» **Exercise brief**: Your task is to quote the material that follows, in full and exactly.

>> START Task material

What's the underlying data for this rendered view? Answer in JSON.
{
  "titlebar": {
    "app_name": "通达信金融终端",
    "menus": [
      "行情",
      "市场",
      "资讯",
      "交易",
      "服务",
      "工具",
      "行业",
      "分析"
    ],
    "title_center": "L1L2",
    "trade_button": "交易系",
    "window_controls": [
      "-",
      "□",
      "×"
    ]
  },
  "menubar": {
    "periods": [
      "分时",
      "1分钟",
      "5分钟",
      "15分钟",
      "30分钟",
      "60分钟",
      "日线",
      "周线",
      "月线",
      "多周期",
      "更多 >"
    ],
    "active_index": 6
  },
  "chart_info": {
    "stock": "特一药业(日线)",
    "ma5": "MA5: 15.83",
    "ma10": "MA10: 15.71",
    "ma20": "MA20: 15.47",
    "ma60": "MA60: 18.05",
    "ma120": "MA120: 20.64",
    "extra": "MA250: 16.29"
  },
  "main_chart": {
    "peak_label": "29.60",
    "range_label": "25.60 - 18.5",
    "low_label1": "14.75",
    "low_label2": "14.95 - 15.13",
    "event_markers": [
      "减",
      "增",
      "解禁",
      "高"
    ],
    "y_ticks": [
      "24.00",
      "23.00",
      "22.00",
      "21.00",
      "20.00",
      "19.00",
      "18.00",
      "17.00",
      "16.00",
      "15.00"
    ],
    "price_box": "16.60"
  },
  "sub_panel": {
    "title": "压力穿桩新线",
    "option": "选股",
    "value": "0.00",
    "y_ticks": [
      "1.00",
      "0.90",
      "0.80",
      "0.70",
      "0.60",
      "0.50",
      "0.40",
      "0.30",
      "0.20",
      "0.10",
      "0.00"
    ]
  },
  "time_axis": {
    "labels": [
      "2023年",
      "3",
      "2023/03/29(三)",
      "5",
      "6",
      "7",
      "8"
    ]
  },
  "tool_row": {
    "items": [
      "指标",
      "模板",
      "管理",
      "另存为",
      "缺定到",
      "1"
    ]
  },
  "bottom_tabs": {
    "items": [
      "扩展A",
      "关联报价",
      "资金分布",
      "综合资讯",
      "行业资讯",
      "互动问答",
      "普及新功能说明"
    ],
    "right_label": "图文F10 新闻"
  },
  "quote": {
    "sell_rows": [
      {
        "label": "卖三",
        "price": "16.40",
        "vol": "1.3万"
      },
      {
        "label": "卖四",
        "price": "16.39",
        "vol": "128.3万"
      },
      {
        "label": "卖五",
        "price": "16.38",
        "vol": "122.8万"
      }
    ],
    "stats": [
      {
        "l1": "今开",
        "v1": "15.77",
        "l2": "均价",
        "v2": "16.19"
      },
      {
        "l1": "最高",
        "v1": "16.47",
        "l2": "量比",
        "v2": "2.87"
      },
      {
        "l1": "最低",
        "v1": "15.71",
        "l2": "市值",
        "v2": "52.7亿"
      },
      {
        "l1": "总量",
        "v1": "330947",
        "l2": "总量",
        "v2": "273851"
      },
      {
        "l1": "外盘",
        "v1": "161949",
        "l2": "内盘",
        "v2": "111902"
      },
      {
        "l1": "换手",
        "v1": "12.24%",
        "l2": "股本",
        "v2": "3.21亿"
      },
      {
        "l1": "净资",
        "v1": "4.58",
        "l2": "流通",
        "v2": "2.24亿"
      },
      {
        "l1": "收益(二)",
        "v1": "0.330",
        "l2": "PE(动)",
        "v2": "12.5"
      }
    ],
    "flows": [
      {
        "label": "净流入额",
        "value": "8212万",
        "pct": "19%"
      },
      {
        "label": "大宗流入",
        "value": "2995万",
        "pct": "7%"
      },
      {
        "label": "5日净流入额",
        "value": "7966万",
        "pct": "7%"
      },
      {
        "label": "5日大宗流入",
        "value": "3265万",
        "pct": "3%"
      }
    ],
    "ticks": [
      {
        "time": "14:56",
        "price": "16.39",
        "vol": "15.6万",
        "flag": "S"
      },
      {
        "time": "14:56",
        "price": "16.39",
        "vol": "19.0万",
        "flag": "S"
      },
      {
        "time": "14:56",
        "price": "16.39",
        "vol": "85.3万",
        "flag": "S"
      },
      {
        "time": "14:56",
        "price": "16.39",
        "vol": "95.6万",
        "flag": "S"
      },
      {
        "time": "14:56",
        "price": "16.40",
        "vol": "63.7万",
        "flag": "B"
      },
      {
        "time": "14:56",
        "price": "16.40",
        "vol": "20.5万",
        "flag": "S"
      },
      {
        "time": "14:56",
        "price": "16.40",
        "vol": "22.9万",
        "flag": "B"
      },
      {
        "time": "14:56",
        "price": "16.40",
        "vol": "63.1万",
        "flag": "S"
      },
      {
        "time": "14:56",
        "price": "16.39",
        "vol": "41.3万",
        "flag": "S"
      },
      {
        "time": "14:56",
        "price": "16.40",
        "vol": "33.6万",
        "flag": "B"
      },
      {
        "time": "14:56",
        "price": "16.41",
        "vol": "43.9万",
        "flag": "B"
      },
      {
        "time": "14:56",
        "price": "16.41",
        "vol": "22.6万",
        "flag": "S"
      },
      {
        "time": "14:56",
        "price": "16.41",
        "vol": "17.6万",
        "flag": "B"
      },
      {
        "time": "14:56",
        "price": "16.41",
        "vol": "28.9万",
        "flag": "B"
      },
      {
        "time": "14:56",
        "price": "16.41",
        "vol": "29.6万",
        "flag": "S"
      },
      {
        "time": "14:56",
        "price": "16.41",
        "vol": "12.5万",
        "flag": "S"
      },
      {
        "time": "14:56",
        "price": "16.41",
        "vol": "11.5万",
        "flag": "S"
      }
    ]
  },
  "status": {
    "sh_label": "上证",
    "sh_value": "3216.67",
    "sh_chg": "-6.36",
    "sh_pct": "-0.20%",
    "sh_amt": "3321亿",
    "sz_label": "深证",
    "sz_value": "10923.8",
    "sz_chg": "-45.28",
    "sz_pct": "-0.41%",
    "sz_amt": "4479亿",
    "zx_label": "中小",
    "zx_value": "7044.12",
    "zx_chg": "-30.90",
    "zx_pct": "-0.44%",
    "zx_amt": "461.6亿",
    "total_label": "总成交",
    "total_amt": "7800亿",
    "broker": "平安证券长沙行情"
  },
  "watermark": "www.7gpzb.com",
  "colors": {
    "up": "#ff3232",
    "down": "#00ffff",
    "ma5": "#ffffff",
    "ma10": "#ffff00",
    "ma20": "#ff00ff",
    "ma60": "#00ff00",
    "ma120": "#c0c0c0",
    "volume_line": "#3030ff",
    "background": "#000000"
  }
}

>> END Task material

» **Solution for this problem**:
What's the underlying data for this rendered view? Answer in JSON.
{
  "titlebar": {
    "app_name": "通达信金融终端",
    "menus": [
      "行情",
      "市场",
      "资讯",
      "交易",
      "服务",
      "工具",
      "行业",
      "分析"
    ],
    "title_center": "L1L2",
    "trade_button": "交易系",
    "window_controls": [
      "-",
      "□",
      "×"
    ]
  },
  "menubar": {
    "periods": [
      "分时",
      "1分钟",
      "5分钟",
      "15分钟",
      "30分钟",
      "60分钟",
      "日线",
      "周线",
      "月线",
      "多周期",
      "更多 >"
    ],
    "active_index": 6
  },
  "chart_info": {
    "stock": "特一药业(日线)",
    "ma5": "MA5: 15.83",
    "ma10": "MA10: 15.71",
    "ma20": "MA20: 15.47",
    "ma60": "MA60: 18.05",
    "ma120": "MA120: 20.64",
    "extra": "MA250: 16.29"
  },
  "main_chart": {
    "peak_label": "29.60",
    "range_label": "25.60 - 18.5",
    "low_label1": "14.75",
    "low_label2": "14.95 - 15.13",
    "event_markers": [
      "减",
      "增",
      "解禁",
      "高"
    ],
    "y_ticks": [
      "24.00",
      "23.00",
      "22.00",
      "21.00",
      "20.00",
      "19.00",
      "18.00",
      "17.00",
      "16.00",
      "15.00"
    ],
    "price_box": "16.60"
  },
  "sub_panel": {
    "title": "压力穿桩新线",
    "option": "选股",
    "value": "0.00",
    "y_ticks": [
      "1.00",
      "0.90",
      "0.80",
      "0.70",
      "0.60",
      "0.50",
      "0.40",
      "0.30",
      "0.20",
      "0.10",
      "0.00"
    ]
  },
  "time_axis": {
    "labels": [
      "2023年",
      "3",
      "2023/03/29(三)",
      "5",
      "6",
      "7",
      "8"
    ]
  },
  "tool_row": {
    "items": [
      "指标",
      "模板",
      "管理",
      "另存为",
      "缺定到",
      "1"
    ]
  },
  "bottom_tabs": {
    "items": [
      "扩展A",
      "关联报价",
      "资金分布",
      "综合资讯",
      "行业资讯",
      "互动问答",
      "普及新功能说明"
    ],
    "right_label": "图文F10 新闻"
  },
  "quote": {
    "sell_rows": [
      {
        "label": "卖三",
        "price": "16.40",
        "vol": "1.3万"
      },
      {
        "label": "卖四",
        "price": "16.39",
        "vol": "128.3万"
      },
      {
        "label": "卖五",
        "price": "16.38",
        "vol": "122.8万"
      }
    ],
    "stats": [
      {
        "l1": "今开",
        "v1": "15.77",
        "l2": "均价",
        "v2": "16.19"
      },
      {
        "l1": "最高",
        "v1": "16.47",
        "l2": "量比",
        "v2": "2.87"
      },
      {
        "l1": "最低",
        "v1": "15.71",
        "l2": "市值",
        "v2": "52.7亿"
      },
      {
        "l1": "总量",
        "v1": "330947",
        "l2": "总量",
        "v2": "273851"
      },
      {
        "l1": "外盘",
        "v1": "161949",
        "l2": "内盘",
        "v2": "111902"
      },
      {
        "l1": "换手",
        "v1": "12.24%",
        "l2": "股本",
        "v2": "3.21亿"
      },
      {
        "l1": "净资",
        "v1": "4.58",
        "l2": "流通",
        "v2": "2.24亿"
      },
      {
        "l1": "收益(二)",
        "v1": "0.330",
        "l2": "PE(动)",
        "v2": "12.5"
      }
    ],
    "flows": [
      {
        "label": "净流入额",
        "value": "8212万",
        "pct": "19%"
      },
      {
        "label": "大宗流入",
        "value": "2995万",
        "pct": "7%"
      },
      {
        "label": "5日净流入额",
        "value": "7966万",
        "pct": "7%"
      },
      {
        "label": "5日大宗流入",
        "value": "3265万",
        "pct": "3%"
      }
    ],
    "ticks": [
      {
        "time": "14:56",
        "price": "16.39",
        "vol": "15.6万",
        "flag": "S"
      },
      {
        "time": "14:56",
        "price": "16.39",
        "vol": "19.0万",
        "flag": "S"
      },
      {
        "time": "14:56",
        "price": "16.39",
        "vol": "85.3万",
        "flag": "S"
      },
      {
        "time": "14:56",
        "price": "16.39",
        "vol": "95.6万",
        "flag": "S"
      },
      {
        "time": "14:56",
        "price": "16.40",
        "vol": "63.7万",
        "flag": "B"
      },
      {
        "time": "14:56",
        "price": "16.40",
        "vol": "20.5万",
        "flag": "S"
      },
      {
        "time": "14:56",
        "price": "16.40",
        "vol": "22.9万",
        "flag": "B"
      },
      {
        "time": "14:56",
        "price": "16.40",
        "vol": "63.1万",
        "flag": "S"
      },
      {
        "time": "14:56",
        "price": "16.39",
        "vol": "41.3万",
        "flag": "S"
      },
      {
        "time": "14:56",
        "price": "16.40",
        "vol": "33.6万",
        "flag": "B"
      },
      {
        "time": "14:56",
        "price": "16.41",
        "vol": "43.9万",
        "flag": "B"
      },
      {
        "time": "14:56",
        "price": "16.41",
        "vol": "22.6万",
        "flag": "S"
      },
      {
        "time": "14:56",
        "price": "16.41",
        "vol": "17.6万",
        "flag": "B"
      },
      {
        "time": "14:56",
        "price": "16.41",
        "vol": "28.9万",
        "flag": "B"
      },
      {
        "time": "14:56",
        "price": "16.41",
        "vol": "29.6万",
        "flag": "S"
      },
      {
        "time": "14:56",
        "price": "16.41",
        "vol": "12.5万",
        "flag": "S"
      },
      {
        "time": "14:56",
        "price": "16.41",
        "vol": "11.5万",
        "flag": "S"
      }
    ]
  },
  "status": {
    "sh_label": "上证",
    "sh_value": "3216.67",
    "sh_chg": "-6.36",
    "sh_pct": "-0.20%",
    "sh_amt": "3321亿",
    "sz_label": "深证",
    "sz_value": "10923.8",
    "sz_chg": "-45.28",
    "sz_pct": "-0.41%",
    "sz_amt": "4479亿",
    "zx_label": "中小",
    "zx_value": "7044.12",
    "zx_chg": "-30.90",
    "zx_pct": "-0.44%",
    "zx_amt": "461.6亿",
    "total_label": "总成交",
    "total_amt": "7800亿",
    "broker": "平安证券长沙行情"
  },
  "watermark": "www.7gpzb.com",
  "colors": {
    "up": "#ff3232",
    "down": "#00ffff",
    "ma5": "#ffffff",
    "ma10": "#ffff00",
    "ma20": "#ff00ff",
    "ma60": "#00ff00",
    "ma120": "#c0c0c0",
    "volume_line": "#3030ff",
    "background": "#000000"
  }
}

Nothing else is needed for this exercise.